- GOAL
List each line in which the string "用作连词" appears.

- DATA ROWS
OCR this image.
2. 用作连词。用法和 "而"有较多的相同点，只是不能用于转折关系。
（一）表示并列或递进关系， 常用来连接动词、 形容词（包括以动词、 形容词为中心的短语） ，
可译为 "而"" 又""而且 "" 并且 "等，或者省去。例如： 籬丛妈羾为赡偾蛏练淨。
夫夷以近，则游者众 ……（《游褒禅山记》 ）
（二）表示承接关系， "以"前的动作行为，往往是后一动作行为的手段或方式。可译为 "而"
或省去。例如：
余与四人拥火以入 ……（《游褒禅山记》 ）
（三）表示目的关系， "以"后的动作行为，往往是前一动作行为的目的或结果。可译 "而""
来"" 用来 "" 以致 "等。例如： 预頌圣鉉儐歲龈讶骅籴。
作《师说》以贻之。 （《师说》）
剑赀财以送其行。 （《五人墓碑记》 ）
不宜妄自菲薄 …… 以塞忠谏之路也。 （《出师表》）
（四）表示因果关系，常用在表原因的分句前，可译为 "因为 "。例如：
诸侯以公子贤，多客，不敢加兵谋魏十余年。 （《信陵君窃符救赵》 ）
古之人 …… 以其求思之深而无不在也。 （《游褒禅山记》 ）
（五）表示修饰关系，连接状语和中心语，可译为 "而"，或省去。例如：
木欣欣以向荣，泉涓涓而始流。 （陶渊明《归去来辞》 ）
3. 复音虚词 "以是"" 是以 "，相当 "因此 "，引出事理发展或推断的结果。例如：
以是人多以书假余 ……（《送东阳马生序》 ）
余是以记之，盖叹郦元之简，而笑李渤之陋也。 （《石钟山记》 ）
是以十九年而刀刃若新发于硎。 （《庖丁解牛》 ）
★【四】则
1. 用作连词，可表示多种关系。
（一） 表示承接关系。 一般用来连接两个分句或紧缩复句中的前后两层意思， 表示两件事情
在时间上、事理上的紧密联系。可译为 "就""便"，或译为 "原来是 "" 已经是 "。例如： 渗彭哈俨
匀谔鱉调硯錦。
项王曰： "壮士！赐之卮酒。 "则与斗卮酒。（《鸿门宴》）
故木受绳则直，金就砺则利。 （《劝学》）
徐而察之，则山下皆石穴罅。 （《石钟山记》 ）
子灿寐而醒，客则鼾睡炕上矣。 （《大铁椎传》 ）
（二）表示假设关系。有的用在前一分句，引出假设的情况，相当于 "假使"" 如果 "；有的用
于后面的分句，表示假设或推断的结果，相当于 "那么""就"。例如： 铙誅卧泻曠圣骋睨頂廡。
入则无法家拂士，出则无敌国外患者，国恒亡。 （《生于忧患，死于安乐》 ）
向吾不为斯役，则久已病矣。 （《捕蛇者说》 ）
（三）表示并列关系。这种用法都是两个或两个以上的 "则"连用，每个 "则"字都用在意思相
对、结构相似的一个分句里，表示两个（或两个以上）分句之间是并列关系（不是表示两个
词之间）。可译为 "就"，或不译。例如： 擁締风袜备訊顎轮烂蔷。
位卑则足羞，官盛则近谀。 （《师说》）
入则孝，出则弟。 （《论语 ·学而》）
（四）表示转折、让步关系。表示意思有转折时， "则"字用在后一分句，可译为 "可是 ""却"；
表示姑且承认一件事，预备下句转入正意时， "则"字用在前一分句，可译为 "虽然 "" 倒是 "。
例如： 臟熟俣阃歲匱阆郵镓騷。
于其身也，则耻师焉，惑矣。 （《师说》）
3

- OUTPUT OF THE EXERCISE
2. 用作连词。用法和 "而"有较多的相同点，只是不能用于转折关系。
1. 用作连词，可表示多种关系。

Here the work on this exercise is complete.